> Stated problem: The data below needs to be returned exactly, line for line.

> Data:
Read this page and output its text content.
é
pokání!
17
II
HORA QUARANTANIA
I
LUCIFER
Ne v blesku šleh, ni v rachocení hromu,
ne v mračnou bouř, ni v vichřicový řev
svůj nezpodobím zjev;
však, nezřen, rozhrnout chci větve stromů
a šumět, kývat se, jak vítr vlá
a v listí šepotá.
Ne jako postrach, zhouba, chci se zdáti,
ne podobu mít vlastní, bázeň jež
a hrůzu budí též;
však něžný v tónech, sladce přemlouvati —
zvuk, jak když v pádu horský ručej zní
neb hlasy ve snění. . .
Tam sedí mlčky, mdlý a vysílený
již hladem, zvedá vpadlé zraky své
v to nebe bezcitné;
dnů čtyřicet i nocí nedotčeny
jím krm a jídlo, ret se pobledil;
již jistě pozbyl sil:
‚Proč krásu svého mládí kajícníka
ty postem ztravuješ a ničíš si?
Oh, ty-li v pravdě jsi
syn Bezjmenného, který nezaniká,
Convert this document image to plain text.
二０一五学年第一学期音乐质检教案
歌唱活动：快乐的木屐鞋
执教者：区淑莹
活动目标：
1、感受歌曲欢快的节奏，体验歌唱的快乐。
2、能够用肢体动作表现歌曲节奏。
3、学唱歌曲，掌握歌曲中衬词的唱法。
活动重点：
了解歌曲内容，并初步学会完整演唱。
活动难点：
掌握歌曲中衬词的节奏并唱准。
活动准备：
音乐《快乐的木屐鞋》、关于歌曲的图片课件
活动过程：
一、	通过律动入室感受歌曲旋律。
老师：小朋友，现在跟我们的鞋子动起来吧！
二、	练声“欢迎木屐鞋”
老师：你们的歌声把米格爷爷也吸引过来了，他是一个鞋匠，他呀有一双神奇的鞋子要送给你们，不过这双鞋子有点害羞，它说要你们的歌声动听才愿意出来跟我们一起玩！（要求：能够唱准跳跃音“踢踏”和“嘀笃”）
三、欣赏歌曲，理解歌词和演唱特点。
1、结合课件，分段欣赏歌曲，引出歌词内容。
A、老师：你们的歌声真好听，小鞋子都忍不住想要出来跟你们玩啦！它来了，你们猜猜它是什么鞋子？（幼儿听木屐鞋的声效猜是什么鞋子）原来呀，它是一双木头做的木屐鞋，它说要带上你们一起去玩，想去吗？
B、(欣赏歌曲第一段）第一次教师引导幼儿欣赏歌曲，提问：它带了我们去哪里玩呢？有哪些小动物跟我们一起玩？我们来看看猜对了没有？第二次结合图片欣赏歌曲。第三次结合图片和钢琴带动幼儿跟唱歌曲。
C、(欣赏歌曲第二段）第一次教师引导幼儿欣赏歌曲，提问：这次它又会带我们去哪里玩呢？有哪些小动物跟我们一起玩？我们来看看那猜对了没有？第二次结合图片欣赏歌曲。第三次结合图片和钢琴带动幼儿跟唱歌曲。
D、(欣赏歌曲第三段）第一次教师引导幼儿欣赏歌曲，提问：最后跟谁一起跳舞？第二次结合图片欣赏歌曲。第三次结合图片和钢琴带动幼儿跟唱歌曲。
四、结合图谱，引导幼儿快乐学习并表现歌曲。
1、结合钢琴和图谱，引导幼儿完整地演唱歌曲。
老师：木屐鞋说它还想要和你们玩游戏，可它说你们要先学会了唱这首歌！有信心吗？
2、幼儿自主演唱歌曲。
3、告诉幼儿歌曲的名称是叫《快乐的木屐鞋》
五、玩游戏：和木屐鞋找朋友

> Completed task:
Read this page and output its text content.
é
pokání!
17
II
HORA QUARANTANIA
I
LUCIFER
Ne v blesku šleh, ni v rachocení hromu,
ne v mračnou bouř, ni v vichřicový řev
svůj nezpodobím zjev;
však, nezřen, rozhrnout chci větve stromů
a šumět, kývat se, jak vítr vlá
a v listí šepotá.
Ne jako postrach, zhouba, chci se zdáti,
ne podobu mít vlastní, bázeň jež
a hrůzu budí též;
však něžný v tónech, sladce přemlouvati —
zvuk, jak když v pádu horský ručej zní
neb hlasy ve snění. . .
Tam sedí mlčky, mdlý a vysílený
již hladem, zvedá vpadlé zraky své
v to nebe bezcitné;
dnů čtyřicet i nocí nedotčeny
jím krm a jídlo, ret se pobledil;
již jistě pozbyl sil:
‚Proč krásu svého mládí kajícníka
ty postem ztravuješ a ničíš si?
Oh, ty-li v pravdě jsi
syn Bezjmenného, který nezaniká,
Convert this document image to plain text.
二０一五学年第一学期音乐质检教案
歌唱活动：快乐的木屐鞋
执教者：区淑莹
活动目标：
1、感受歌曲欢快的节奏，体验歌唱的快乐。
2、能够用肢体动作表现歌曲节奏。
3、学唱歌曲，掌握歌曲中衬词的唱法。
活动重点：
了解歌曲内容，并初步学会完整演唱。
活动难点：
掌握歌曲中衬词的节奏并唱准。
活动准备：
音乐《快乐的木屐鞋》、关于歌曲的图片课件
活动过程：
一、	通过律动入室感受歌曲旋律。
老师：小朋友，现在跟我们的鞋子动起来吧！
二、	练声“欢迎木屐鞋”
老师：你们的歌声把米格爷爷也吸引过来了，他是一个鞋匠，他呀有一双神奇的鞋子要送给你们，不过这双鞋子有点害羞，它说要你们的歌声动听才愿意出来跟我们一起玩！（要求：能够唱准跳跃音“踢踏”和“嘀笃”）
三、欣赏歌曲，理解歌词和演唱特点。
1、结合课件，分段欣赏歌曲，引出歌词内容。
A、老师：你们的歌声真好听，小鞋子都忍不住想要出来跟你们玩啦！它来了，你们猜猜它是什么鞋子？（幼儿听木屐鞋的声效猜是什么鞋子）原来呀，它是一双木头做的木屐鞋，它说要带上你们一起去玩，想去吗？
B、(欣赏歌曲第一段）第一次教师引导幼儿欣赏歌曲，提问：它带了我们去哪里玩呢？有哪些小动物跟我们一起玩？我们来看看猜对了没有？第二次结合图片欣赏歌曲。第三次结合图片和钢琴带动幼儿跟唱歌曲。
C、(欣赏歌曲第二段）第一次教师引导幼儿欣赏歌曲，提问：这次它又会带我们去哪里玩呢？有哪些小动物跟我们一起玩？我们来看看那猜对了没有？第二次结合图片欣赏歌曲。第三次结合图片和钢琴带动幼儿跟唱歌曲。
D、(欣赏歌曲第三段）第一次教师引导幼儿欣赏歌曲，提问：最后跟谁一起跳舞？第二次结合图片欣赏歌曲。第三次结合图片和钢琴带动幼儿跟唱歌曲。
四、结合图谱，引导幼儿快乐学习并表现歌曲。
1、结合钢琴和图谱，引导幼儿完整地演唱歌曲。
老师：木屐鞋说它还想要和你们玩游戏，可它说你们要先学会了唱这首歌！有信心吗？
2、幼儿自主演唱歌曲。
3、告诉幼儿歌曲的名称是叫《快乐的木屐鞋》
五、玩游戏：和木屐鞋找朋友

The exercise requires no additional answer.